* Begin *

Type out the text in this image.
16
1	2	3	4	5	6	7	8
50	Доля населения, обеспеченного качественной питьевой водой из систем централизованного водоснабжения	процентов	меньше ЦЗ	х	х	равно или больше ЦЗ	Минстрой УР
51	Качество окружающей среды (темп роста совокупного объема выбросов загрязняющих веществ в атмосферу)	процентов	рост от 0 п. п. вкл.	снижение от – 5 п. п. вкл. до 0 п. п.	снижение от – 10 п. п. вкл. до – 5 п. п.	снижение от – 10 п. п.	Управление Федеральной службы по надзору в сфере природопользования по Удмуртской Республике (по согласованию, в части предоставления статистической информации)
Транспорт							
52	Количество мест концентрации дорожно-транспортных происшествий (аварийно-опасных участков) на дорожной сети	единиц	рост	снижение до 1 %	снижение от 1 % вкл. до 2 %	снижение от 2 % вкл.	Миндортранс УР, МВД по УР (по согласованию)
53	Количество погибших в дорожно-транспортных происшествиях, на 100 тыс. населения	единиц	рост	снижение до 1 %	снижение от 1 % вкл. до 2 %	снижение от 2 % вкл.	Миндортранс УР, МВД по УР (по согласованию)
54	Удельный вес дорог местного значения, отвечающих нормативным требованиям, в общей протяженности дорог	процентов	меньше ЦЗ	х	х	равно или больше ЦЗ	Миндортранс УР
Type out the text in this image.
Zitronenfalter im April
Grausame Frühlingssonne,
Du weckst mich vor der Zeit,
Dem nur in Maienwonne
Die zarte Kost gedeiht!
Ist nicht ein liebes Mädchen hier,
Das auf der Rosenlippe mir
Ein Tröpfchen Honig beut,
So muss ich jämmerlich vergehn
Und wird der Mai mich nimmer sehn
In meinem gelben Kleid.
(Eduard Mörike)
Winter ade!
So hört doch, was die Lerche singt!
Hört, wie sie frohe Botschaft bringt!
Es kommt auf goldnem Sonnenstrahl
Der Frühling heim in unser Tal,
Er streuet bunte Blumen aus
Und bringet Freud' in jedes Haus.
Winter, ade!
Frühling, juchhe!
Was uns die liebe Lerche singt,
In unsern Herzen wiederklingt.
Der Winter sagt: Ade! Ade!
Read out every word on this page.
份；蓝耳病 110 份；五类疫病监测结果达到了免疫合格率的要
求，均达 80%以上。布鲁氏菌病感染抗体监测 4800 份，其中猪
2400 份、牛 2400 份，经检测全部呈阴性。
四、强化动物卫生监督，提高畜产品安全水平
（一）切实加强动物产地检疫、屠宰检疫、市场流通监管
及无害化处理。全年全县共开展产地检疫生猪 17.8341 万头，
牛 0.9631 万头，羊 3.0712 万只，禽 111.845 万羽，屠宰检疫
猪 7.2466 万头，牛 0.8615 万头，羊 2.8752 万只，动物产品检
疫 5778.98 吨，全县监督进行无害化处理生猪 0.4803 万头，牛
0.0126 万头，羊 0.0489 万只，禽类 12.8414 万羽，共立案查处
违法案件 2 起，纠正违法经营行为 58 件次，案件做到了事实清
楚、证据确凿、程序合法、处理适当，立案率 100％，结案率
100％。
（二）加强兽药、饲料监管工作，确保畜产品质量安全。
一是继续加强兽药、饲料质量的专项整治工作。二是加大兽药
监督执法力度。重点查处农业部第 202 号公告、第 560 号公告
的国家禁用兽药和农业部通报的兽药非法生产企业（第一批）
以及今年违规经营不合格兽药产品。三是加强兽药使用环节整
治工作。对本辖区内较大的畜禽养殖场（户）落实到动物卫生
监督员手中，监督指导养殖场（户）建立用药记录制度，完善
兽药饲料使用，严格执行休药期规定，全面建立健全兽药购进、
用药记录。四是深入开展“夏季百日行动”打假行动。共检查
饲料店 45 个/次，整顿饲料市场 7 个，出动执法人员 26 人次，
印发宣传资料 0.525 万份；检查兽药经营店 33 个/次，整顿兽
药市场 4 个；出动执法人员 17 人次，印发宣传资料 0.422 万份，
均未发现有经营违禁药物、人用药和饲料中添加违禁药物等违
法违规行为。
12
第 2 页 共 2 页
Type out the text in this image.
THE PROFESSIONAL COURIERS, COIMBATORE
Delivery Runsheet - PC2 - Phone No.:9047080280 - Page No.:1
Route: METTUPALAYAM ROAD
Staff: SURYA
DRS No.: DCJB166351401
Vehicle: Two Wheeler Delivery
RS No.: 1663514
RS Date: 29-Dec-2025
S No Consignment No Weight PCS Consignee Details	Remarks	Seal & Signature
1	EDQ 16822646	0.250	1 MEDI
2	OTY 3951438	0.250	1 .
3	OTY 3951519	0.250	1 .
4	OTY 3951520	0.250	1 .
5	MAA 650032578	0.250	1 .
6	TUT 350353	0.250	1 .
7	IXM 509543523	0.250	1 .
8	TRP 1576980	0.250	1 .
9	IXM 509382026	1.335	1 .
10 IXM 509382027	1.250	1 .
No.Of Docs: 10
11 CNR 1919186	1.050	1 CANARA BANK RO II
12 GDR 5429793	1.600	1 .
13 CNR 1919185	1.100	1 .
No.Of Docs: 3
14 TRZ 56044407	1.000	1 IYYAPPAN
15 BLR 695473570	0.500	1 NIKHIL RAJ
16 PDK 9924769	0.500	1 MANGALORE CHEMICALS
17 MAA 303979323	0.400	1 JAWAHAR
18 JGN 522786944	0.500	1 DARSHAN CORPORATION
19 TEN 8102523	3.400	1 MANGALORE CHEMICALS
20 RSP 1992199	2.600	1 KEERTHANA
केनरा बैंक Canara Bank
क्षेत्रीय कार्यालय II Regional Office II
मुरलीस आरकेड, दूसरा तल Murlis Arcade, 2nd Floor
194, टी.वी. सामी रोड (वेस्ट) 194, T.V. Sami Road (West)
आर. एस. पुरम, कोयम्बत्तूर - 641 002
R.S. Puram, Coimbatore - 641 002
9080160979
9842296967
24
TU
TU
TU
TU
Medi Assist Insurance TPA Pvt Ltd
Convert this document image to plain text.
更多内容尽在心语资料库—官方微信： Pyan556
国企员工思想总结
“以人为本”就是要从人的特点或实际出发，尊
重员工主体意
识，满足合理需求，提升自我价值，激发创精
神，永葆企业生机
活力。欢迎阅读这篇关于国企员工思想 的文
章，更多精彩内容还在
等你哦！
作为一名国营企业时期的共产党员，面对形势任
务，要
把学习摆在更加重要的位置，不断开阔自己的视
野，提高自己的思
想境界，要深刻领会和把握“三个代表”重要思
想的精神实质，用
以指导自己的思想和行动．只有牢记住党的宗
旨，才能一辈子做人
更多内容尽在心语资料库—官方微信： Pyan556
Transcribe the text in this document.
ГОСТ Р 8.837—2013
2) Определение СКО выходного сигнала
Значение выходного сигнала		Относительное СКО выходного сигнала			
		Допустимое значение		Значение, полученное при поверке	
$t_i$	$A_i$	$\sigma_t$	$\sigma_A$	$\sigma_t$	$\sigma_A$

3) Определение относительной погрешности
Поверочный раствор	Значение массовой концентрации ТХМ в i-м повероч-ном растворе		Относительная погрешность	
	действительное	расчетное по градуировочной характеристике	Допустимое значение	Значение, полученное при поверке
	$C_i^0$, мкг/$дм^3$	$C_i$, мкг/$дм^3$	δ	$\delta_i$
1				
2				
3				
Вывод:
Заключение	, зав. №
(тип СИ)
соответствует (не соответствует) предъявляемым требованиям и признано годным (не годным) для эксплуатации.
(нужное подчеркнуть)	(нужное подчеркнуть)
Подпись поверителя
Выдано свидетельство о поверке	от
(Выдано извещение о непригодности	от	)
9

* End *

- THE REQUEST -
Check each line above for the word "населения" and copy the ones that have it.

- SOLUTION TO THE PROBLEM -
50	Доля населения, обеспеченного качественной питьевой водой из систем централизованного водоснабжения	процентов	меньше ЦЗ	х	х	равно или больше ЦЗ	Минстрой УР
53	Количество погибших в дорожно-транспортных происшествиях, на 100 тыс. населения	единиц	рост	снижение до 1 %	снижение от 1 % вкл. до 2 %	снижение от 2 % вкл.	Миндортранс УР, МВД по УР (по согласованию)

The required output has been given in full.